- [Exercise aim]: Search the records for the word "tratamiento" and pick out every line that has it.

### Raw data

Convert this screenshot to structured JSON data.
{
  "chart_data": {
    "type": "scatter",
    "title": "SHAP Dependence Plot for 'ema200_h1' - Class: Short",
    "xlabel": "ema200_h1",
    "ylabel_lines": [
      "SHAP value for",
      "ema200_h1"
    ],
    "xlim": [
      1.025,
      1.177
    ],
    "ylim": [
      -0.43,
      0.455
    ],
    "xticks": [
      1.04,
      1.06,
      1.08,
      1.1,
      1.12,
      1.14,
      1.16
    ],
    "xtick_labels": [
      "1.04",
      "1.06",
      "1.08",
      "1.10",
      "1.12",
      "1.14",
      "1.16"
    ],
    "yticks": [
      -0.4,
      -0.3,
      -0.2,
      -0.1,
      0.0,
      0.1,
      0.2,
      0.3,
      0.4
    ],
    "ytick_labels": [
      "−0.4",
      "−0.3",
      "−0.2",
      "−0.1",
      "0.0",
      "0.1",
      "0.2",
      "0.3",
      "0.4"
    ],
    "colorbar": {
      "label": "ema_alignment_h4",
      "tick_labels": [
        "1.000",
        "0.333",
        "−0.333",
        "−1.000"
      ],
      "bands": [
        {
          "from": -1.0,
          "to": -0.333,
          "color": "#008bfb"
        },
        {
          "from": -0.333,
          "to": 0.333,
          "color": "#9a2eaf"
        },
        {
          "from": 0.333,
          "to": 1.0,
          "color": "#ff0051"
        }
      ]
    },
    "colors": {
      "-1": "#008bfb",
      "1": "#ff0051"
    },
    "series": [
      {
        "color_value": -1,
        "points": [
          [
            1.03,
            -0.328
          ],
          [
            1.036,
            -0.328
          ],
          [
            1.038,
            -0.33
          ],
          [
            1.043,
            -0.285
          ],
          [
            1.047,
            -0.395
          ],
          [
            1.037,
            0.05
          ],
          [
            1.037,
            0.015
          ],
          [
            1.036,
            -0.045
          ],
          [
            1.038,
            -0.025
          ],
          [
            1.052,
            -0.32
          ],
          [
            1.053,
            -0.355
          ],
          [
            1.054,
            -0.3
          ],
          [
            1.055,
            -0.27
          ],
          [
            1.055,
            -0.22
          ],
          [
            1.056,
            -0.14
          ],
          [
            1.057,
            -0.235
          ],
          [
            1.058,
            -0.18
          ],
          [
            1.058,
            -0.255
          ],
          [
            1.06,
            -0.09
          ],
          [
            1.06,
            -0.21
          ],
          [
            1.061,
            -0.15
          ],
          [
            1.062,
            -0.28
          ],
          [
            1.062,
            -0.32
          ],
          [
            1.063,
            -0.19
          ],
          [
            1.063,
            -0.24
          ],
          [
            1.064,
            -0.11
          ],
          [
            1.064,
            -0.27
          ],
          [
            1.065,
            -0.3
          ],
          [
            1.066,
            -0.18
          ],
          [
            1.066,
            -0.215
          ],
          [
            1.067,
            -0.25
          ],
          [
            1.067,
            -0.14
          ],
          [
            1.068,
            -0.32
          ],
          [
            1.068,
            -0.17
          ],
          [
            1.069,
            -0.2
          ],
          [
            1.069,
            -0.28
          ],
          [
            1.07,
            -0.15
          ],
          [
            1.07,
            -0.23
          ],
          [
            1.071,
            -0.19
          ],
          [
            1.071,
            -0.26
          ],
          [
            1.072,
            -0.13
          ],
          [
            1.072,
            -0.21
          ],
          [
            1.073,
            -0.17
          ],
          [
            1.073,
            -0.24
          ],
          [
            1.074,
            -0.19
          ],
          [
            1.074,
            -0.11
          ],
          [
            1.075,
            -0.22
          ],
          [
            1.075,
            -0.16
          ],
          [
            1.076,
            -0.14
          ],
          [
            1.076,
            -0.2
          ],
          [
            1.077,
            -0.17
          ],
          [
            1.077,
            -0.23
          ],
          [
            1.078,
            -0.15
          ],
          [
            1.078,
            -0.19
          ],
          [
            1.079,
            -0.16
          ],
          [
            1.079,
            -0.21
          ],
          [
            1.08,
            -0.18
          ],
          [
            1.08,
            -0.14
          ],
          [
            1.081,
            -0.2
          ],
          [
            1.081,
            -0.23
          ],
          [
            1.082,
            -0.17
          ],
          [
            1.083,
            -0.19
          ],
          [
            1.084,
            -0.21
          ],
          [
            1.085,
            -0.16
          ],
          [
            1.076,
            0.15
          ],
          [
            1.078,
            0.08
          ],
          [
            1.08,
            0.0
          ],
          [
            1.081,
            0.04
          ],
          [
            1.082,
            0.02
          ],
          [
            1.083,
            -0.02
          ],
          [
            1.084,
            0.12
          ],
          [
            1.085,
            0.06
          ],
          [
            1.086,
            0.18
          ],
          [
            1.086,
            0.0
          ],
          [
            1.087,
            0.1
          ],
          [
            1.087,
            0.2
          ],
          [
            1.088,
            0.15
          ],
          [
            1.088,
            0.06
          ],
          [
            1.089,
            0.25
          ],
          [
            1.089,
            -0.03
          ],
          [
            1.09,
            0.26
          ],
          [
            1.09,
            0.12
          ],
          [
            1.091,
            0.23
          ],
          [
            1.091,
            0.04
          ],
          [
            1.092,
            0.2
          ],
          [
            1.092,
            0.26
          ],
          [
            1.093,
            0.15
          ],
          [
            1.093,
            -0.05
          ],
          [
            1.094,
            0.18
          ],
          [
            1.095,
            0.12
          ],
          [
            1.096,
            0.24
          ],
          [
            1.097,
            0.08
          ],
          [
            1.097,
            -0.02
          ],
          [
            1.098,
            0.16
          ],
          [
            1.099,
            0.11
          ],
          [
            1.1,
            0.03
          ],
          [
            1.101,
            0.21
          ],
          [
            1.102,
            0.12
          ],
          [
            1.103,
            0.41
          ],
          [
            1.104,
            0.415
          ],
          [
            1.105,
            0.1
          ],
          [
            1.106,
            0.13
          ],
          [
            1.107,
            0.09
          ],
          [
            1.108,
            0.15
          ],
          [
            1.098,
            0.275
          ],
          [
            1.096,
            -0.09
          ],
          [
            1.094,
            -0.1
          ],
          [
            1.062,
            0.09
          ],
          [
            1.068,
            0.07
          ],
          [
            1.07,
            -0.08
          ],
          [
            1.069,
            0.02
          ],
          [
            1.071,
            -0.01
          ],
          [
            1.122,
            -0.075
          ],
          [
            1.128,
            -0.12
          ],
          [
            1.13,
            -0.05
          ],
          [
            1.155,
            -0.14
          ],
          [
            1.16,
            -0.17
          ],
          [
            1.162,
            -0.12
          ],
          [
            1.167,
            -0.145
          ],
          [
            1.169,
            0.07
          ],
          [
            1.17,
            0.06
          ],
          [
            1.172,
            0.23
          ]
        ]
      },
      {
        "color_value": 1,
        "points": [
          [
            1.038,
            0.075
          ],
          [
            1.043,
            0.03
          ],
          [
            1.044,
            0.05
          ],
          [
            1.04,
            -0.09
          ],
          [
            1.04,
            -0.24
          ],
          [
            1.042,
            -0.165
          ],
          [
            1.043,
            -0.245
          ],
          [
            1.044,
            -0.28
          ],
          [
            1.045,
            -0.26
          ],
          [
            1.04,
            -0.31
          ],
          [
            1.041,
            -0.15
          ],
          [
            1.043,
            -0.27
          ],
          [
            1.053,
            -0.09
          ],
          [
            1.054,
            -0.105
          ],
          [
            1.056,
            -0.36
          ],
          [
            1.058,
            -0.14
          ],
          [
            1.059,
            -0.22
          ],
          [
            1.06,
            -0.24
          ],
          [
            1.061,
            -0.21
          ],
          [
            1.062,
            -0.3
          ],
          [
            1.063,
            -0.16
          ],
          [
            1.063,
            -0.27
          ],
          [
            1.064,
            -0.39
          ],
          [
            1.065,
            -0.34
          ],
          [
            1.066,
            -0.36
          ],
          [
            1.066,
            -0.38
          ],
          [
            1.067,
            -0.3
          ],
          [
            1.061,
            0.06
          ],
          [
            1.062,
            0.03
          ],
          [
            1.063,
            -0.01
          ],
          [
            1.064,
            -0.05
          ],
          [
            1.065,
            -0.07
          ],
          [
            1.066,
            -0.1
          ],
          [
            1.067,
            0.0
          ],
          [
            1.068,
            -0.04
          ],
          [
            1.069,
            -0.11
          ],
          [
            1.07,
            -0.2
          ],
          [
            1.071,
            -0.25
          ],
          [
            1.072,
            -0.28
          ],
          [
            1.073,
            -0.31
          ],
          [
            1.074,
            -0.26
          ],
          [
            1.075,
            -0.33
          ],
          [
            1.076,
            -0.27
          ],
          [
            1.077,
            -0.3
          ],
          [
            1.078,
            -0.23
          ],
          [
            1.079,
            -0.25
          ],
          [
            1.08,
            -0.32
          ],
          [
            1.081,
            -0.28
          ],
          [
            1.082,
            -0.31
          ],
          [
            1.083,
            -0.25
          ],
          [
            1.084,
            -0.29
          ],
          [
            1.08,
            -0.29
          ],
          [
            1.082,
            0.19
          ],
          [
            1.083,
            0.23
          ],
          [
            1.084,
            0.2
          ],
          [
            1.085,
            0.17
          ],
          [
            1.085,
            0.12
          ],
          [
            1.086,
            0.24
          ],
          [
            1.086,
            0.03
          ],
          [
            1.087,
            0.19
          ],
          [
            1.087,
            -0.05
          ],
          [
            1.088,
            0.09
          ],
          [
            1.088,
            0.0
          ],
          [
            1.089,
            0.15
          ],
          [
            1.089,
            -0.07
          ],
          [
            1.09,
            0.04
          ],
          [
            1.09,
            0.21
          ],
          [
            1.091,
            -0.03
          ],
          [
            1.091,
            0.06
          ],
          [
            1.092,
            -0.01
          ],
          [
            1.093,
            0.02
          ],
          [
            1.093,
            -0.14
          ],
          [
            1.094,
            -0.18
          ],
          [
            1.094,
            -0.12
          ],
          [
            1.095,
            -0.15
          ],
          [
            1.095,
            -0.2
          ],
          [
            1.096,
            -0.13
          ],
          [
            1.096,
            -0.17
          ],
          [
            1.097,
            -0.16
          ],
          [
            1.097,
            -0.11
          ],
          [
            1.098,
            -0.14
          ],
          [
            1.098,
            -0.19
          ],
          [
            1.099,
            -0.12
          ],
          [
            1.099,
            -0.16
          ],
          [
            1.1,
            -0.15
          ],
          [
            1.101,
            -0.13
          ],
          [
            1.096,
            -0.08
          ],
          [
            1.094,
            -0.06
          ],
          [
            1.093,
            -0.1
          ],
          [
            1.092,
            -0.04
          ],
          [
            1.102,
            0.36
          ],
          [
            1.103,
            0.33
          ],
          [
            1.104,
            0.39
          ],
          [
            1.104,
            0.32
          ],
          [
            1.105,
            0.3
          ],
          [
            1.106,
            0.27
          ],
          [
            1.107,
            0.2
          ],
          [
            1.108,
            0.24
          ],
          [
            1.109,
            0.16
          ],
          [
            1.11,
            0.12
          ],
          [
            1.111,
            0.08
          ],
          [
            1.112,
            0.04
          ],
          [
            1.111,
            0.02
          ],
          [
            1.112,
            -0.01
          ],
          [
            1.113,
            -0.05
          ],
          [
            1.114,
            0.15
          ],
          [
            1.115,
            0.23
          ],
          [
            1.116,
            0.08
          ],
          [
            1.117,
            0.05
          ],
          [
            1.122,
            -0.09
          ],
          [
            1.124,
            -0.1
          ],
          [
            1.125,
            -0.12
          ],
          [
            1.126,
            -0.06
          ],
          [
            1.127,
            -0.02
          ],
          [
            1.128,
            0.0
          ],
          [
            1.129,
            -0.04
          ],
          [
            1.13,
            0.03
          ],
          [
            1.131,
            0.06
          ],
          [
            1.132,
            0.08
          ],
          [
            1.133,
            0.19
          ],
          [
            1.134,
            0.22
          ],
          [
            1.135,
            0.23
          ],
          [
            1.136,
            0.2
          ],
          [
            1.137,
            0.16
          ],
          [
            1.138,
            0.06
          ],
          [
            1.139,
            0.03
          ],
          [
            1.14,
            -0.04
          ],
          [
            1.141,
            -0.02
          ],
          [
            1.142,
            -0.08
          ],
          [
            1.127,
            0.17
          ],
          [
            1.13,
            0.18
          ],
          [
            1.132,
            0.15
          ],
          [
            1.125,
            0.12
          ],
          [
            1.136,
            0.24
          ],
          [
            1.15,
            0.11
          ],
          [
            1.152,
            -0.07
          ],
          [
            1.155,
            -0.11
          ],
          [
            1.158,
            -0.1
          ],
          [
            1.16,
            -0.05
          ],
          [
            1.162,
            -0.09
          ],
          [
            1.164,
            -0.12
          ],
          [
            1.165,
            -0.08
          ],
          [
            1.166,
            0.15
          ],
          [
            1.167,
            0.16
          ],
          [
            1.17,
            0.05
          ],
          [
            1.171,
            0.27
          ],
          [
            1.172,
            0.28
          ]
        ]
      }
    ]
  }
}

######
### Raw data

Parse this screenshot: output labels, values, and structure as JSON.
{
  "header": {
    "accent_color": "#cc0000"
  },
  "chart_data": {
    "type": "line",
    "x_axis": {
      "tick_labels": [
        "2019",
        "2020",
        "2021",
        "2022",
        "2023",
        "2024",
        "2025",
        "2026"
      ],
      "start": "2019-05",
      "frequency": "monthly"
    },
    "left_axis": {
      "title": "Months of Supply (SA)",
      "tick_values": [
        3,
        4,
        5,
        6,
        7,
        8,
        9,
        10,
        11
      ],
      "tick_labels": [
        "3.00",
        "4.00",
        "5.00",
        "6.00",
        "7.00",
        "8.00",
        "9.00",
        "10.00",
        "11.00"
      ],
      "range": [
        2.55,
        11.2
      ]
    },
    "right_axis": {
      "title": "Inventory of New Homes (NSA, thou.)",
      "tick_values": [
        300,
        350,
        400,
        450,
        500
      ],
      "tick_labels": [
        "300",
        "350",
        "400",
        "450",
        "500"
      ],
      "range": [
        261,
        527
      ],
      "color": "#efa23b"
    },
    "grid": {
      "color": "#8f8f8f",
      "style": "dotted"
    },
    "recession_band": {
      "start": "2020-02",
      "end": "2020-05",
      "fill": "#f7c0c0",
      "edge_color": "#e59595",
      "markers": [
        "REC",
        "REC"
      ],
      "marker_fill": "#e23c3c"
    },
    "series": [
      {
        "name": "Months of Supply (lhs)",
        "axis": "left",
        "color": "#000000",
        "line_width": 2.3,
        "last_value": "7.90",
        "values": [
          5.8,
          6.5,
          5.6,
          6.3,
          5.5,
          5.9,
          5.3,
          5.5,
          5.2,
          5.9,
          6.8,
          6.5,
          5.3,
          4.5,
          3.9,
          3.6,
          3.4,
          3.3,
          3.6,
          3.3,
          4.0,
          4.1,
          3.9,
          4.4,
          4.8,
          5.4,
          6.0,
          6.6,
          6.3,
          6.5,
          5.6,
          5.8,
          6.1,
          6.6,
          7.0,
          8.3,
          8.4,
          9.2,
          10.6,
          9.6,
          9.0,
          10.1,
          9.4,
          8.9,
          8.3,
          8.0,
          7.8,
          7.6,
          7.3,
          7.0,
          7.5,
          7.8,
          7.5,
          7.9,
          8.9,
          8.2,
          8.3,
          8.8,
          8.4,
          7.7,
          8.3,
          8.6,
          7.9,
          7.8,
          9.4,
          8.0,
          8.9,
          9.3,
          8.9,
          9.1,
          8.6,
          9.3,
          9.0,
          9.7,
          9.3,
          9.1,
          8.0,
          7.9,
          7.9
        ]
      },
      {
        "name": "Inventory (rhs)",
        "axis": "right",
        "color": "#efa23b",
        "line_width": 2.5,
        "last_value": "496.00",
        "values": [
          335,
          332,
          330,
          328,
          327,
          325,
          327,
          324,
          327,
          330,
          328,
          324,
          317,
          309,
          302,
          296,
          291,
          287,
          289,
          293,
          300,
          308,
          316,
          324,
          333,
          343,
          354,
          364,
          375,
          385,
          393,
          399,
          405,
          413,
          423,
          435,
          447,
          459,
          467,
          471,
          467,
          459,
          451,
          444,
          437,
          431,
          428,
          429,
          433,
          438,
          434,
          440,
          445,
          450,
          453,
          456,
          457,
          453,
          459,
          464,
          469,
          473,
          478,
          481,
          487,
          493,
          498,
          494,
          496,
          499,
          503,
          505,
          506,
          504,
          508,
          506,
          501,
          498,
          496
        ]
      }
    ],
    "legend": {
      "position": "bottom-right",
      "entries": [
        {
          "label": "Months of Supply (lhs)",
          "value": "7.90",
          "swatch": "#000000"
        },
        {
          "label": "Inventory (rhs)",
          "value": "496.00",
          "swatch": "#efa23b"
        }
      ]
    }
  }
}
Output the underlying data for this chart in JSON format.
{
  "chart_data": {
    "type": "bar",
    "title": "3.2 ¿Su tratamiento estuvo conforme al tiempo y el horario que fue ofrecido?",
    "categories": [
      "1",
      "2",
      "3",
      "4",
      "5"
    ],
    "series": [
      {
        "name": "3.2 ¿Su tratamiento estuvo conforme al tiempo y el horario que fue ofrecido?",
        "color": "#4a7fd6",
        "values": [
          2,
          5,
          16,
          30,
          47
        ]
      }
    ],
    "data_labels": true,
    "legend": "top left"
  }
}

######

- [Expected output]:
    "title": "3.2 ¿Su tratamiento estuvo conforme al tiempo y el horario que fue ofrecido?",
        "name": "3.2 ¿Su tratamiento estuvo conforme al tiempo y el horario que fue ofrecido?",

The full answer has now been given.